Extracted records
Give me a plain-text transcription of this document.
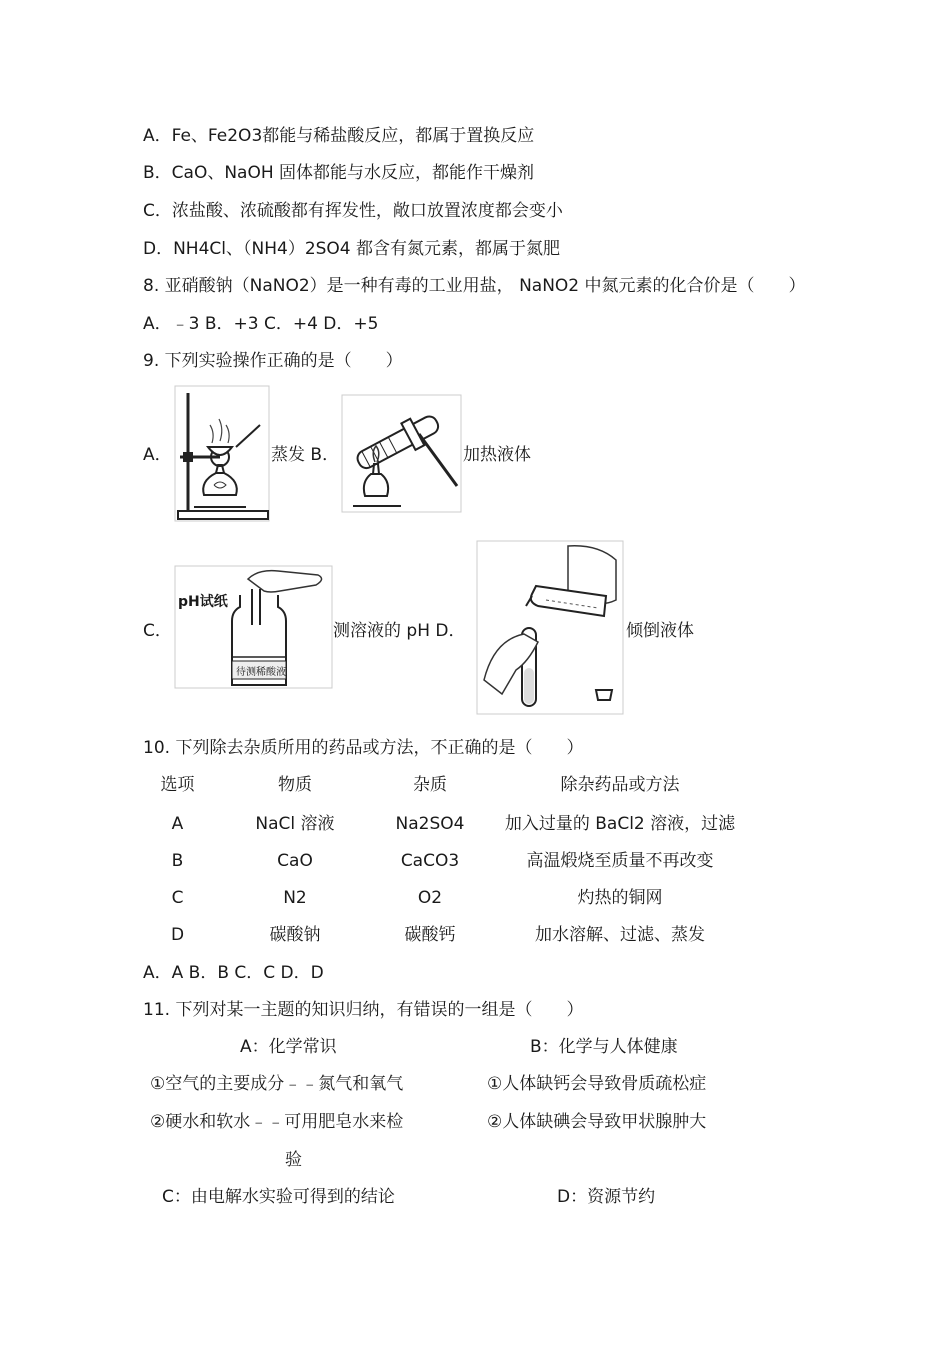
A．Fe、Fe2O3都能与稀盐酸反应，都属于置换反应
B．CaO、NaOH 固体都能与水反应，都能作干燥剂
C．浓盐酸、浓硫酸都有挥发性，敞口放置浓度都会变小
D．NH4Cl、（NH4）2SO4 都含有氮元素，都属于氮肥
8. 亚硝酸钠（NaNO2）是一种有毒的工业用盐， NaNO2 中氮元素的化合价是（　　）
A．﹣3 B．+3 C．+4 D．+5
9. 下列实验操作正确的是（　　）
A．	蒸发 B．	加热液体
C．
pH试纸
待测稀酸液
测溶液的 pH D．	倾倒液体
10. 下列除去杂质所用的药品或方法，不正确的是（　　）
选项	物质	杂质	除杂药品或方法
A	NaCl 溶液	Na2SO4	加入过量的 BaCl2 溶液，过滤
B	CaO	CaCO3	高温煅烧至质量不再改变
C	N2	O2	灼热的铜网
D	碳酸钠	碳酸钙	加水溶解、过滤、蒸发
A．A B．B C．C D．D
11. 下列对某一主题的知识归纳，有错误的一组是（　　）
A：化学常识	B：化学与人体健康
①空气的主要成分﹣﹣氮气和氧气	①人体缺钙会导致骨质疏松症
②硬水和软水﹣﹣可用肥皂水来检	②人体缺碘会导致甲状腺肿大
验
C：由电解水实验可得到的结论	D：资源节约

_Short exercise_
Repeat the data exactly, dropping every picture it holds.

_Problem solution_
Give me a plain-text transcription of this document.
A．Fe、Fe2O3都能与稀盐酸反应，都属于置换反应
B．CaO、NaOH 固体都能与水反应，都能作干燥剂
C．浓盐酸、浓硫酸都有挥发性，敞口放置浓度都会变小
D．NH4Cl、（NH4）2SO4 都含有氮元素，都属于氮肥
8. 亚硝酸钠（NaNO2）是一种有毒的工业用盐， NaNO2 中氮元素的化合价是（　　）
A．﹣3 B．+3 C．+4 D．+5
9. 下列实验操作正确的是（　　）
A．	蒸发 B．	加热液体
C．
pH试纸
待测稀酸液
测溶液的 pH D．	倾倒液体
10. 下列除去杂质所用的药品或方法，不正确的是（　　）
选项	物质	杂质	除杂药品或方法
A	NaCl 溶液	Na2SO4	加入过量的 BaCl2 溶液，过滤
B	CaO	CaCO3	高温煅烧至质量不再改变
C	N2	O2	灼热的铜网
D	碳酸钠	碳酸钙	加水溶解、过滤、蒸发
A．A B．B C．C D．D
11. 下列对某一主题的知识归纳，有错误的一组是（　　）
A：化学常识	B：化学与人体健康
①空气的主要成分﹣﹣氮气和氧气	①人体缺钙会导致骨质疏松症
②硬水和软水﹣﹣可用肥皂水来检	②人体缺碘会导致甲状腺肿大
验
C：由电解水实验可得到的结论	D：资源节约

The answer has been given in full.